[RECORDS PROVIDED]:

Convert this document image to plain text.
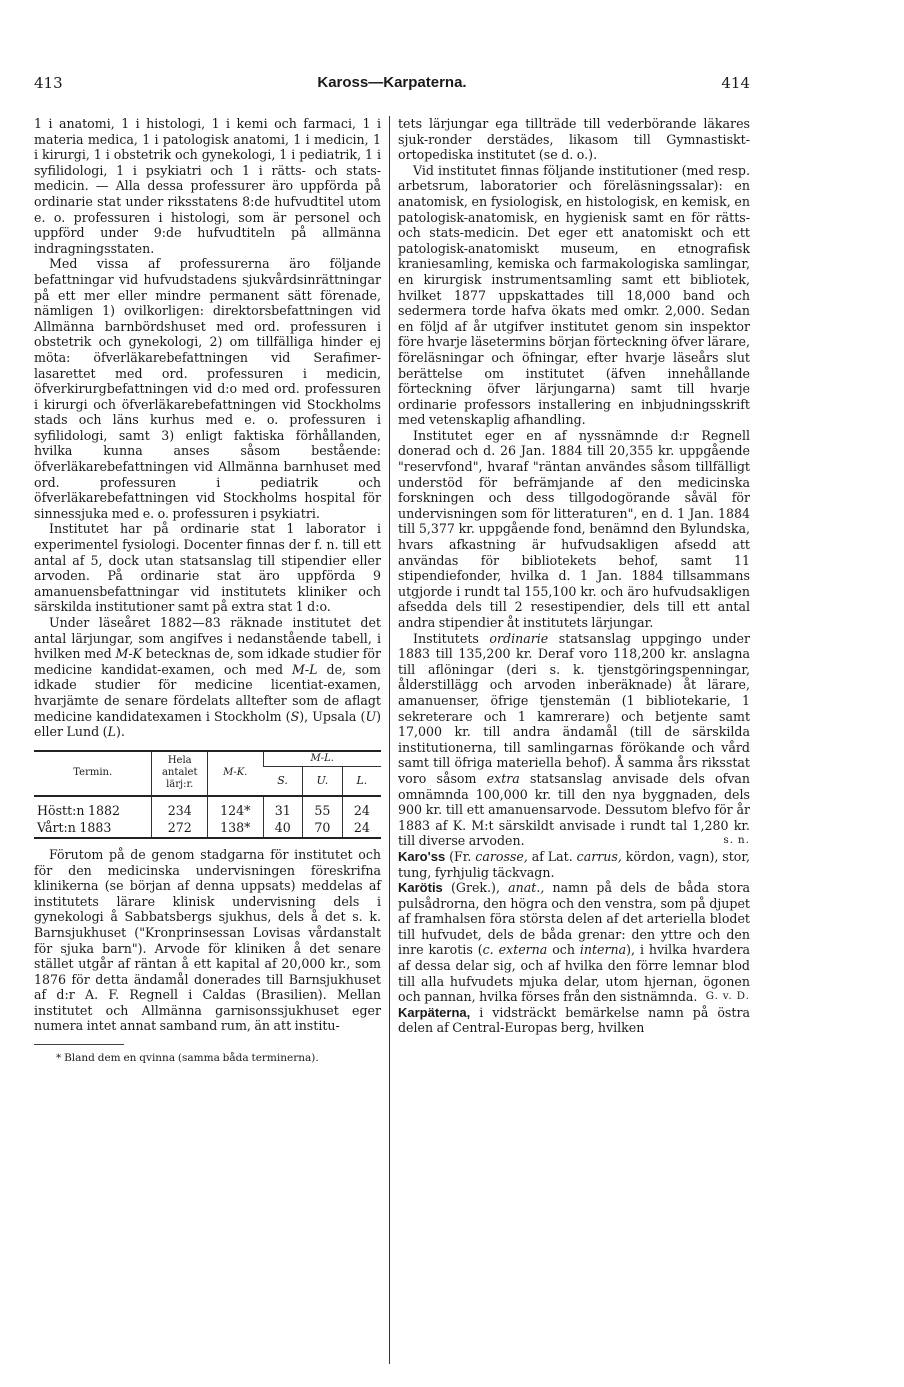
413	Kaross—Karpaterna.	414

1 i anatomi, 1 i histologi, 1 i kemi och farmaci, 1 i materia medica, 1 i patologisk anatomi, 1 i medicin, 1 i kirurgi, 1 i obstetrik och gynekologi, 1 i pediatrik, 1 i syfilidologi, 1 i psykiatri och 1 i rätts- och stats-medicin. — Alla dessa professurer äro uppförda på ordinarie stat under riksstatens 8:de hufvudtitel utom e. o. professuren i histologi, som är personel och uppförd under 9:de hufvudtiteln på allmänna indragningsstaten.

Med vissa af professurerna äro följande befattningar vid hufvudstadens sjukvårdsinrättningar på ett mer eller mindre permanent sätt förenade, nämligen 1) ovilkorligen: direktorsbefattningen vid Allmänna barnbördshuset med ord. professuren i obstetrik och gynekologi, 2) om tillfälliga hinder ej möta: öfverläkarebefattningen vid Serafimer-lasarettet med ord. professuren i medicin, öfverkirurgbefattningen vid d:o med ord. professuren i kirurgi och öfverläkarebefattningen vid Stockholms stads och läns kurhus med e. o. professuren i syfilidologi, samt 3) enligt faktiska förhållanden, hvilka kunna anses såsom bestående: öfverläkarebefattningen vid Allmänna barnhuset med ord. professuren i pediatrik och öfverläkarebefattningen vid Stockholms hospital för sinnessjuka med e. o. professuren i psykiatri.

Institutet har på ordinarie stat 1 laborator i experimentel fysiologi. Docenter finnas der f. n. till ett antal af 5, dock utan statsanslag till stipendier eller arvoden. På ordinarie stat äro uppförda 9 amanuensbefattningar vid institutets kliniker och särskilda institutioner samt på extra stat 1 d:o.

Under läseåret 1882—83 räknade institutet det antal lärjungar, som angifves i nedanstående tabell, i hvilken med M-K betecknas de, som idkade studier för medicine kandidat-examen, och med M-L de, som idkade studier för medicine licentiat-examen, hvarjämte de senare fördelats alltefter som de aflagt medicine kandidatexamen i Stockholm (S), Upsala (U) eller Lund (L).

Termin.	Hela antalet lärj:r.	M-K.	M-L.		
			S.	U.	L.
Höstt:n 1882	234	124*	31	55	24
Vårt:n 1883	272	138*	40	70	24

Förutom på de genom stadgarna för institutet och för den medicinska undervisningen föreskrifna klinikerna (se början af denna uppsats) meddelas af institutets lärare klinisk undervisning dels i gynekologi å Sabbatsbergs sjukhus, dels å det s. k. Barnsjukhuset ("Kronprinsessan Lovisas vårdanstalt för sjuka barn"). Arvode för kliniken å det senare stället utgår af räntan å ett kapital af 20,000 kr., som 1876 för detta ändamål donerades till Barnsjukhuset af d:r A. F. Regnell i Caldas (Brasilien). Mellan institutet och Allmänna garnisonssjukhuset eger numera intet annat samband rum, än att institu-

* Bland dem en qvinna (samma båda terminerna).

tets lärjungar ega tillträde till vederbörande läkares sjuk-ronder derstädes, likasom till Gymnastiskt-ortopediska institutet (se d. o.).

Vid institutet finnas följande institutioner (med resp. arbetsrum, laboratorier och föreläsningssalar): en anatomisk, en fysiologisk, en histologisk, en kemisk, en patologisk-anatomisk, en hygienisk samt en för rätts- och stats-medicin. Det eger ett anatomiskt och ett patologisk-anatomiskt museum, en etnografisk kraniesamling, kemiska och farmakologiska samlingar, en kirurgisk instrumentsamling samt ett bibliotek, hvilket 1877 uppskattades till 18,000 band och sedermera torde hafva ökats med omkr. 2,000. Sedan en följd af år utgifver institutet genom sin inspektor före hvarje läsetermins början förteckning öfver lärare, föreläsningar och öfningar, efter hvarje läseårs slut berättelse om institutet (äfven innehållande förteckning öfver lärjungarna) samt till hvarje ordinarie professors installering en inbjudningsskrift med vetenskaplig afhandling.

Institutet eger en af nyssnämnde d:r Regnell donerad och d. 26 Jan. 1884 till 20,355 kr. uppgående "reservfond", hvaraf "räntan användes såsom tillfälligt understöd för befrämjande af den medicinska forskningen och dess tillgodogörande såväl för undervisningen som för litteraturen", en d. 1 Jan. 1884 till 5,377 kr. uppgående fond, benämnd den Bylundska, hvars afkastning är hufvudsakligen afsedd att användas för bibliotekets behof, samt 11 stipendiefonder, hvilka d. 1 Jan. 1884 tillsammans utgjorde i rundt tal 155,100 kr. och äro hufvudsakligen afsedda dels till 2 resestipendier, dels till ett antal andra stipendier åt institutets lärjungar.

Institutets ordinarie statsanslag uppgingo under 1883 till 135,200 kr. Deraf voro 118,200 kr. anslagna till aflöningar (deri s. k. tjenstgöringspenningar, ålderstillägg och arvoden inberäknade) åt lärare, amanuenser, öfrige tjenstemän (1 bibliotekarie, 1 sekreterare och 1 kamrerare) och betjente samt 17,000 kr. till andra ändamål (till de särskilda institutionerna, till samlingarnas förökande och vård samt till öfriga materiella behof). Å samma års riksstat voro såsom extra statsanslag anvisade dels ofvan omnämnda 100,000 kr. till den nya byggnaden, dels 900 kr. till ett amanuensarvode. Dessutom blefvo för år 1883 af K. M:t särskildt anvisade i rundt tal 1,280 kr. till diverse arvoden.	s. n.

Karo'ss (Fr. carosse, af Lat. carrus, kördon, vagn), stor, tung, fyrhjulig täckvagn.

Karötis (Grek.), anat., namn på dels de båda stora pulsådrorna, den högra och den venstra, som på djupet af framhalsen föra största delen af det arteriella blodet till hufvudet, dels de båda grenar: den yttre och den inre karotis (c. externa och interna), i hvilka hvardera af dessa delar sig, och af hvilka den förre lemnar blod till alla hufvudets mjuka delar, utom hjernan, ögonen och pannan, hvilka förses från den sistnämnda. G. v. D.

Karpäterna, i vidsträckt bemärkelse namn på östra delen af Central-Europas berg, hvilken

[WHAT YOU ARE ASKED TO DO]: Return a verbatim transcription of the data, omitting all images.

[WRITTEN SOLUTION]:
Convert this document image to plain text.
413	Kaross—Karpaterna.	414

1 i anatomi, 1 i histologi, 1 i kemi och farmaci, 1 i materia medica, 1 i patologisk anatomi, 1 i medicin, 1 i kirurgi, 1 i obstetrik och gynekologi, 1 i pediatrik, 1 i syfilidologi, 1 i psykiatri och 1 i rätts- och stats-medicin. — Alla dessa professurer äro uppförda på ordinarie stat under riksstatens 8:de hufvudtitel utom e. o. professuren i histologi, som är personel och uppförd under 9:de hufvudtiteln på allmänna indragningsstaten.

Med vissa af professurerna äro följande befattningar vid hufvudstadens sjukvårdsinrättningar på ett mer eller mindre permanent sätt förenade, nämligen 1) ovilkorligen: direktorsbefattningen vid Allmänna barnbördshuset med ord. professuren i obstetrik och gynekologi, 2) om tillfälliga hinder ej möta: öfverläkarebefattningen vid Serafimer-lasarettet med ord. professuren i medicin, öfverkirurgbefattningen vid d:o med ord. professuren i kirurgi och öfverläkarebefattningen vid Stockholms stads och läns kurhus med e. o. professuren i syfilidologi, samt 3) enligt faktiska förhållanden, hvilka kunna anses såsom bestående: öfverläkarebefattningen vid Allmänna barnhuset med ord. professuren i pediatrik och öfverläkarebefattningen vid Stockholms hospital för sinnessjuka med e. o. professuren i psykiatri.

Institutet har på ordinarie stat 1 laborator i experimentel fysiologi. Docenter finnas der f. n. till ett antal af 5, dock utan statsanslag till stipendier eller arvoden. På ordinarie stat äro uppförda 9 amanuensbefattningar vid institutets kliniker och särskilda institutioner samt på extra stat 1 d:o.

Under läseåret 1882—83 räknade institutet det antal lärjungar, som angifves i nedanstående tabell, i hvilken med M-K betecknas de, som idkade studier för medicine kandidat-examen, och med M-L de, som idkade studier för medicine licentiat-examen, hvarjämte de senare fördelats alltefter som de aflagt medicine kandidatexamen i Stockholm (S), Upsala (U) eller Lund (L).

Termin.	Hela antalet lärj:r.	M-K.	M-L.		
			S.	U.	L.
Höstt:n 1882	234	124*	31	55	24
Vårt:n 1883	272	138*	40	70	24

Förutom på de genom stadgarna för institutet och för den medicinska undervisningen föreskrifna klinikerna (se början af denna uppsats) meddelas af institutets lärare klinisk undervisning dels i gynekologi å Sabbatsbergs sjukhus, dels å det s. k. Barnsjukhuset ("Kronprinsessan Lovisas vårdanstalt för sjuka barn"). Arvode för kliniken å det senare stället utgår af räntan å ett kapital af 20,000 kr., som 1876 för detta ändamål donerades till Barnsjukhuset af d:r A. F. Regnell i Caldas (Brasilien). Mellan institutet och Allmänna garnisonssjukhuset eger numera intet annat samband rum, än att institu-

* Bland dem en qvinna (samma båda terminerna).

tets lärjungar ega tillträde till vederbörande läkares sjuk-ronder derstädes, likasom till Gymnastiskt-ortopediska institutet (se d. o.).

Vid institutet finnas följande institutioner (med resp. arbetsrum, laboratorier och föreläsningssalar): en anatomisk, en fysiologisk, en histologisk, en kemisk, en patologisk-anatomisk, en hygienisk samt en för rätts- och stats-medicin. Det eger ett anatomiskt och ett patologisk-anatomiskt museum, en etnografisk kraniesamling, kemiska och farmakologiska samlingar, en kirurgisk instrumentsamling samt ett bibliotek, hvilket 1877 uppskattades till 18,000 band och sedermera torde hafva ökats med omkr. 2,000. Sedan en följd af år utgifver institutet genom sin inspektor före hvarje läsetermins början förteckning öfver lärare, föreläsningar och öfningar, efter hvarje läseårs slut berättelse om institutet (äfven innehållande förteckning öfver lärjungarna) samt till hvarje ordinarie professors installering en inbjudningsskrift med vetenskaplig afhandling.

Institutet eger en af nyssnämnde d:r Regnell donerad och d. 26 Jan. 1884 till 20,355 kr. uppgående "reservfond", hvaraf "räntan användes såsom tillfälligt understöd för befrämjande af den medicinska forskningen och dess tillgodogörande såväl för undervisningen som för litteraturen", en d. 1 Jan. 1884 till 5,377 kr. uppgående fond, benämnd den Bylundska, hvars afkastning är hufvudsakligen afsedd att användas för bibliotekets behof, samt 11 stipendiefonder, hvilka d. 1 Jan. 1884 tillsammans utgjorde i rundt tal 155,100 kr. och äro hufvudsakligen afsedda dels till 2 resestipendier, dels till ett antal andra stipendier åt institutets lärjungar.

Institutets ordinarie statsanslag uppgingo under 1883 till 135,200 kr. Deraf voro 118,200 kr. anslagna till aflöningar (deri s. k. tjenstgöringspenningar, ålderstillägg och arvoden inberäknade) åt lärare, amanuenser, öfrige tjenstemän (1 bibliotekarie, 1 sekreterare och 1 kamrerare) och betjente samt 17,000 kr. till andra ändamål (till de särskilda institutionerna, till samlingarnas förökande och vård samt till öfriga materiella behof). Å samma års riksstat voro såsom extra statsanslag anvisade dels ofvan omnämnda 100,000 kr. till den nya byggnaden, dels 900 kr. till ett amanuensarvode. Dessutom blefvo för år 1883 af K. M:t särskildt anvisade i rundt tal 1,280 kr. till diverse arvoden.	s. n.

Karo'ss (Fr. carosse, af Lat. carrus, kördon, vagn), stor, tung, fyrhjulig täckvagn.

Karötis (Grek.), anat., namn på dels de båda stora pulsådrorna, den högra och den venstra, som på djupet af framhalsen föra största delen af det arteriella blodet till hufvudet, dels de båda grenar: den yttre och den inre karotis (c. externa och interna), i hvilka hvardera af dessa delar sig, och af hvilka den förre lemnar blod till alla hufvudets mjuka delar, utom hjernan, ögonen och pannan, hvilka förses från den sistnämnda. G. v. D.

Karpäterna, i vidsträckt bemärkelse namn på östra delen af Central-Europas berg, hvilken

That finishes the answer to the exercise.